_What the exercise asks_.
Locate each line holding the string "count" and copy it.
(begin)
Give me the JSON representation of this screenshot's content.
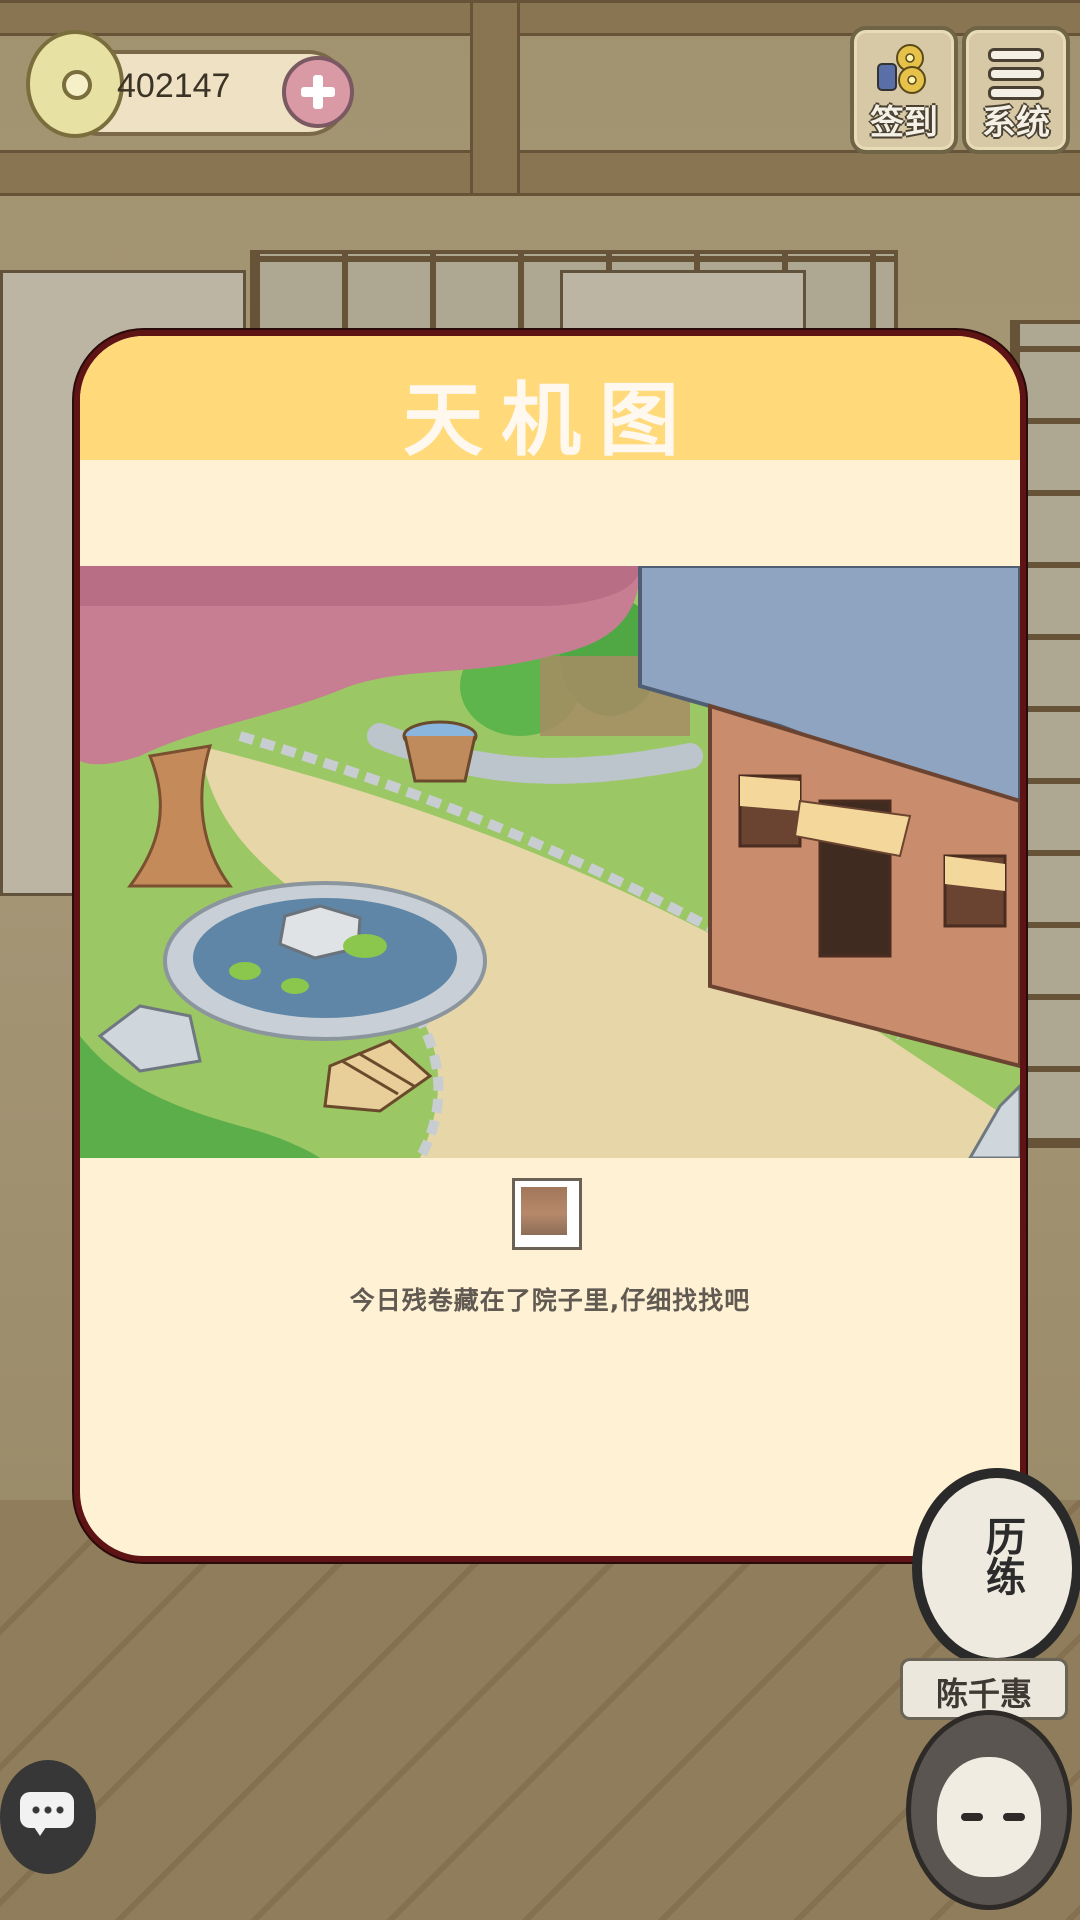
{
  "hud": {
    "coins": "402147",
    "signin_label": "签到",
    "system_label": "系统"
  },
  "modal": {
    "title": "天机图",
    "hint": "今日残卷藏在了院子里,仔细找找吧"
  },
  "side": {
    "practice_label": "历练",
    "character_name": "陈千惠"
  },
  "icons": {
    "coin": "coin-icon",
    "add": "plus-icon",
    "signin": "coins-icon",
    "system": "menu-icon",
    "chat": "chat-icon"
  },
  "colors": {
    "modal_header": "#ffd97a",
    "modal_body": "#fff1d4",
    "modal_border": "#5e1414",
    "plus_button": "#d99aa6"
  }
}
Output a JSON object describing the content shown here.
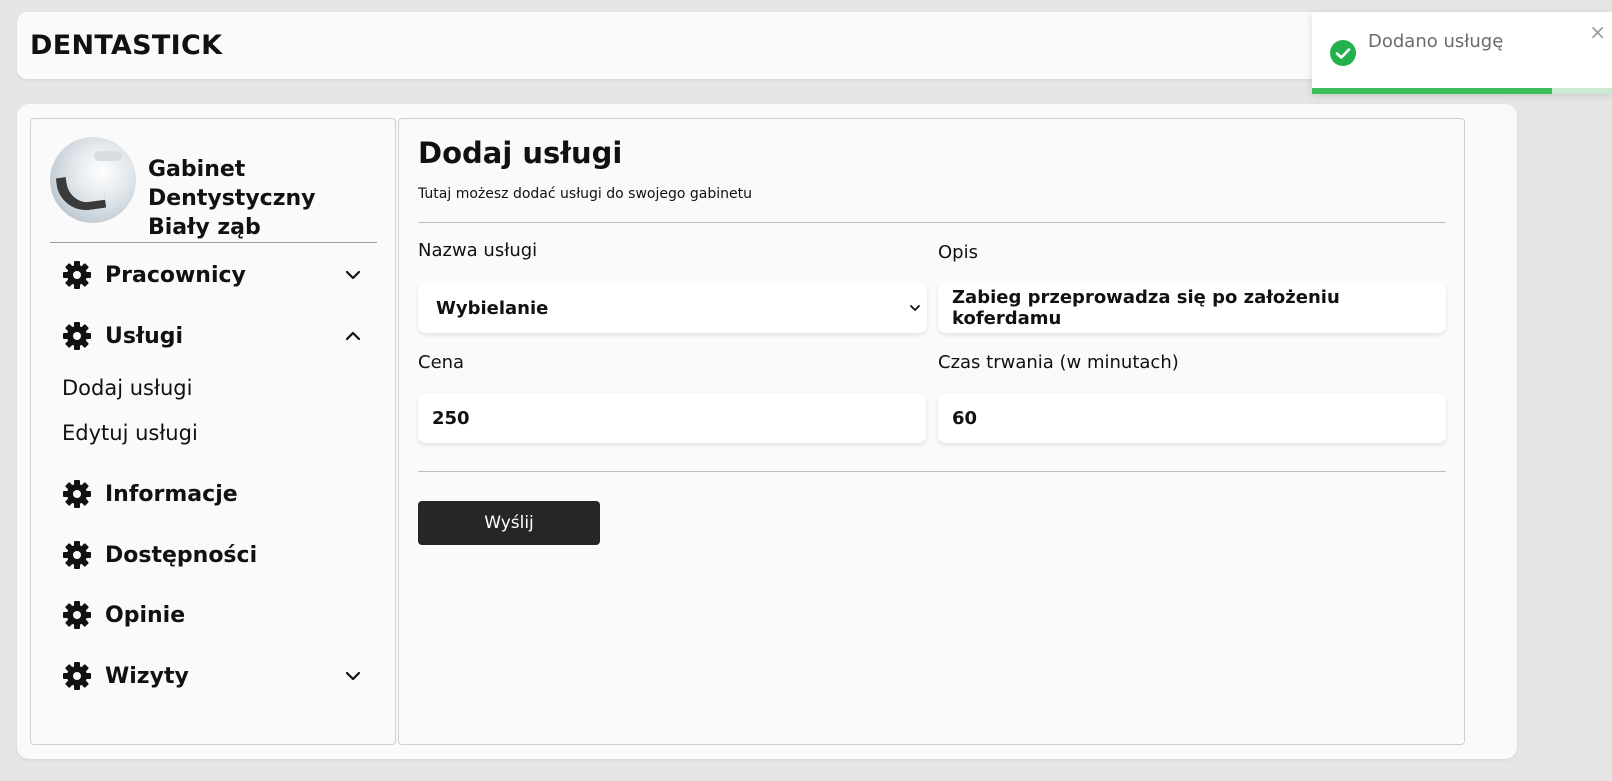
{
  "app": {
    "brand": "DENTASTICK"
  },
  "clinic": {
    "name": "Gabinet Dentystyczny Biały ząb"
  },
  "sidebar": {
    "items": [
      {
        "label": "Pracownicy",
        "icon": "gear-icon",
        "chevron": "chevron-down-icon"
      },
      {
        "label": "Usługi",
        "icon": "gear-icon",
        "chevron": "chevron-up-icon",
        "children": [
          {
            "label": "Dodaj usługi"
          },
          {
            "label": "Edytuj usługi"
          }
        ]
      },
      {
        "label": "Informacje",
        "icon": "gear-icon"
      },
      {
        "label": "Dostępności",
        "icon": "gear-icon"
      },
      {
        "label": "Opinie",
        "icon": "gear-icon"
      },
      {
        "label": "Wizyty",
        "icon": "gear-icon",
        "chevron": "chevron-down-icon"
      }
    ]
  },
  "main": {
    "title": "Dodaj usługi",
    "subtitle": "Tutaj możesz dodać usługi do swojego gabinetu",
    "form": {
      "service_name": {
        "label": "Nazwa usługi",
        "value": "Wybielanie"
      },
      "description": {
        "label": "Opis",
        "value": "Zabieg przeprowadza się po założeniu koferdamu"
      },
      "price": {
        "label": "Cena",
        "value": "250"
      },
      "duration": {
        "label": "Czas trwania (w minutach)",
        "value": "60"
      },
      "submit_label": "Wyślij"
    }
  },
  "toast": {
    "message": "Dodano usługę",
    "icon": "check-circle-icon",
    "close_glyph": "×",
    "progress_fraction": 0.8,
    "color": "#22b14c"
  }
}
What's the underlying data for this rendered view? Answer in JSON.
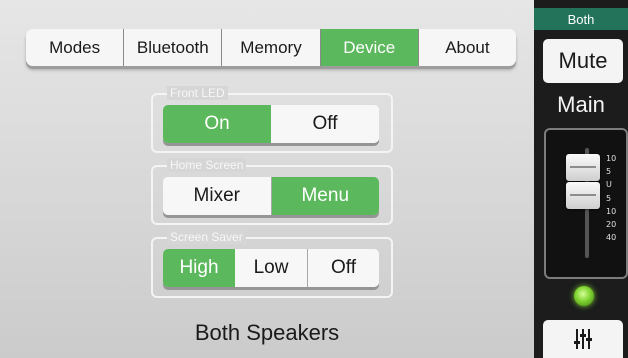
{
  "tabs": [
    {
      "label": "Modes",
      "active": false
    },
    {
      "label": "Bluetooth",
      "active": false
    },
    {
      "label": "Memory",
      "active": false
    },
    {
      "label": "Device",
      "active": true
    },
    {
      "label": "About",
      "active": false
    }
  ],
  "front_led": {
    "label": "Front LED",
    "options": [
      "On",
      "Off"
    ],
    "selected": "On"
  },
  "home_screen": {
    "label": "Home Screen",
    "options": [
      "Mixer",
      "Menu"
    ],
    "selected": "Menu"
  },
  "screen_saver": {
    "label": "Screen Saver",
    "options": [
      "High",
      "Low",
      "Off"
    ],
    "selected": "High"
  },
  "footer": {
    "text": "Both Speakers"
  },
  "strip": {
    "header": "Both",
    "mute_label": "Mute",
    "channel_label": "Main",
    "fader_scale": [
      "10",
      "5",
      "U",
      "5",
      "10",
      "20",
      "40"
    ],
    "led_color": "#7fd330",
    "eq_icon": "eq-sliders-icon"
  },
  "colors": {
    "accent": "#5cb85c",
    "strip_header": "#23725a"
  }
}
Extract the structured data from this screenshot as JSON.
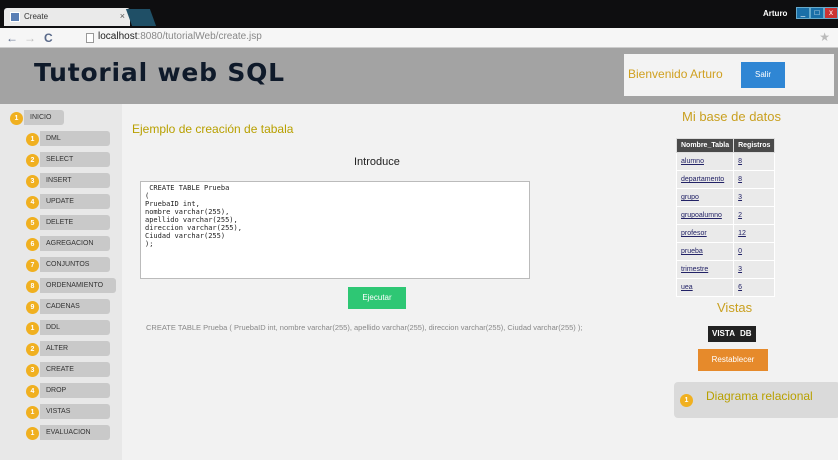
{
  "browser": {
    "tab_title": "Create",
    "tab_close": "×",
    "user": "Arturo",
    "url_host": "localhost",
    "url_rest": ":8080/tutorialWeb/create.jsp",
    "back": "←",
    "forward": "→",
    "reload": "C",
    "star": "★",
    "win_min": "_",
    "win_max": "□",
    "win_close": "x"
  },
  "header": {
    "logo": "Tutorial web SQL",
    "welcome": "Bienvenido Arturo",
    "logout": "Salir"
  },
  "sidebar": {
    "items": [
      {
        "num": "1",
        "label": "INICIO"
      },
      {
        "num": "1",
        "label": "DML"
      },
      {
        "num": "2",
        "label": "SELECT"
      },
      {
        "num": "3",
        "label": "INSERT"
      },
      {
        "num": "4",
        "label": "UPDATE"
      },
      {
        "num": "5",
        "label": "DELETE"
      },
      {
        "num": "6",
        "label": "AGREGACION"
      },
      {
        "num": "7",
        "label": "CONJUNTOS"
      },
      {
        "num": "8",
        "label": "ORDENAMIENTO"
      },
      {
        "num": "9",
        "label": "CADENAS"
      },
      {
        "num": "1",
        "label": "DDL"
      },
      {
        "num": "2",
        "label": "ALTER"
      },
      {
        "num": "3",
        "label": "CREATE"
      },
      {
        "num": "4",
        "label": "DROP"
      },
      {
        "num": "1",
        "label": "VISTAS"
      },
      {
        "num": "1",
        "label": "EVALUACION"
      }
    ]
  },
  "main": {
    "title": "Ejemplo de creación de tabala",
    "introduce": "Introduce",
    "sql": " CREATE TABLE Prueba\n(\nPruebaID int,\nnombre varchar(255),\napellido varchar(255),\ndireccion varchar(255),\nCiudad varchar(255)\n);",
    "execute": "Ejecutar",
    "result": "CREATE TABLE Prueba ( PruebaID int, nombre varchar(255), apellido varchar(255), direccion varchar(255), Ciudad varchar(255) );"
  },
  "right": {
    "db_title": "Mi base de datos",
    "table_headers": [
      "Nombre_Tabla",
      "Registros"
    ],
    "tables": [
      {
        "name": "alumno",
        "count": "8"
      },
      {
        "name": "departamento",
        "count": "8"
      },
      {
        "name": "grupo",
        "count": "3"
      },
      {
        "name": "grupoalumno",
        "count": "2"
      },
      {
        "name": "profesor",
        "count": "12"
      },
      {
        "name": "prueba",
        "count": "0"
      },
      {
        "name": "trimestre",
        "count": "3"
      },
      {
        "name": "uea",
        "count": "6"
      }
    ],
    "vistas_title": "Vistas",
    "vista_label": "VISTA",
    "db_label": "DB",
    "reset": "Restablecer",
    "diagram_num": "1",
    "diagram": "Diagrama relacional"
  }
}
(end)
_Full solution_.
        "count": "8"
        "count": "8"
        "count": "3"
        "count": "2"
        "count": "12"
        "count": "0"
        "count": "3"
        "count": "6"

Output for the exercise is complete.